## What is being asked
Of all the lines here, how many include the string "title"? Answer with the number only.

## Source data
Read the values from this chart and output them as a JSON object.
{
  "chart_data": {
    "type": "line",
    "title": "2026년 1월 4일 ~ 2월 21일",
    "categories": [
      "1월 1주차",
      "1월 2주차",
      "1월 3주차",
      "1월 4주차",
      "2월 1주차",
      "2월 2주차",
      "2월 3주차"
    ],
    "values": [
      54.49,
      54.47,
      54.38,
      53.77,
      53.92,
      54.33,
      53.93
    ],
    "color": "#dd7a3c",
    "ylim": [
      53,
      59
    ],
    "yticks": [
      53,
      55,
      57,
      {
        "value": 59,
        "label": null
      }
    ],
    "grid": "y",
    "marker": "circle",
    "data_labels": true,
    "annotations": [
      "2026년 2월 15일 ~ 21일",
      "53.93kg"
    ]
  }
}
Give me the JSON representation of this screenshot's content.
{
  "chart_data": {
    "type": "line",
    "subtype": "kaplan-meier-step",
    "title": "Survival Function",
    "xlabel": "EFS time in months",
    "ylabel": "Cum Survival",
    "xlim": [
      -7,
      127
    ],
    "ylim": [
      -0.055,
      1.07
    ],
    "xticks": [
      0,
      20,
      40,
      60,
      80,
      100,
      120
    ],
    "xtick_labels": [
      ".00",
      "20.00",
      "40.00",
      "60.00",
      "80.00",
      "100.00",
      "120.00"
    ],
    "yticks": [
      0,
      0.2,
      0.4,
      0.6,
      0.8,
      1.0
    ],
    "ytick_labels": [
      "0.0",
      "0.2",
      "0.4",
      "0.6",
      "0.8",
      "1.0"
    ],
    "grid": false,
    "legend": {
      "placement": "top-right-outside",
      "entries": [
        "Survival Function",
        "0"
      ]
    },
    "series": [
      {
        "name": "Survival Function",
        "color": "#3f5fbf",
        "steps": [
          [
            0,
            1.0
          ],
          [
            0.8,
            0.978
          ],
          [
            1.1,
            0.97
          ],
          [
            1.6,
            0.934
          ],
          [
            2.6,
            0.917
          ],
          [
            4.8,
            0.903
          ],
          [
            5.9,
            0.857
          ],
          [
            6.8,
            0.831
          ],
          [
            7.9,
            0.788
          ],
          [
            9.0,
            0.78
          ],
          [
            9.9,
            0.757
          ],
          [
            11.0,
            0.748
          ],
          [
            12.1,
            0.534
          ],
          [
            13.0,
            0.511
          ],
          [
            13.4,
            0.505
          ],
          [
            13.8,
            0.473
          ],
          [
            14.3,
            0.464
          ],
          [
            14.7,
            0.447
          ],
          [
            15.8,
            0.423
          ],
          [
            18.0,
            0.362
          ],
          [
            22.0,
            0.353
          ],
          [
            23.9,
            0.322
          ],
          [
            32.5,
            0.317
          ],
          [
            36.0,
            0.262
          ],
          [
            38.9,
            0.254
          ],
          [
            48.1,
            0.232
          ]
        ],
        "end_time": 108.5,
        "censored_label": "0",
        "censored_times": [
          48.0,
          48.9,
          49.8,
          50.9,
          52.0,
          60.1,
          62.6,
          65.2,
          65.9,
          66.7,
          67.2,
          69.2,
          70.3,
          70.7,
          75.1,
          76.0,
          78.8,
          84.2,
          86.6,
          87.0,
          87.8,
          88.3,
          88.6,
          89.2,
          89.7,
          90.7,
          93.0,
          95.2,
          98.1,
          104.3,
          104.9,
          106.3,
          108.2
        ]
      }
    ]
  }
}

## Written solution
2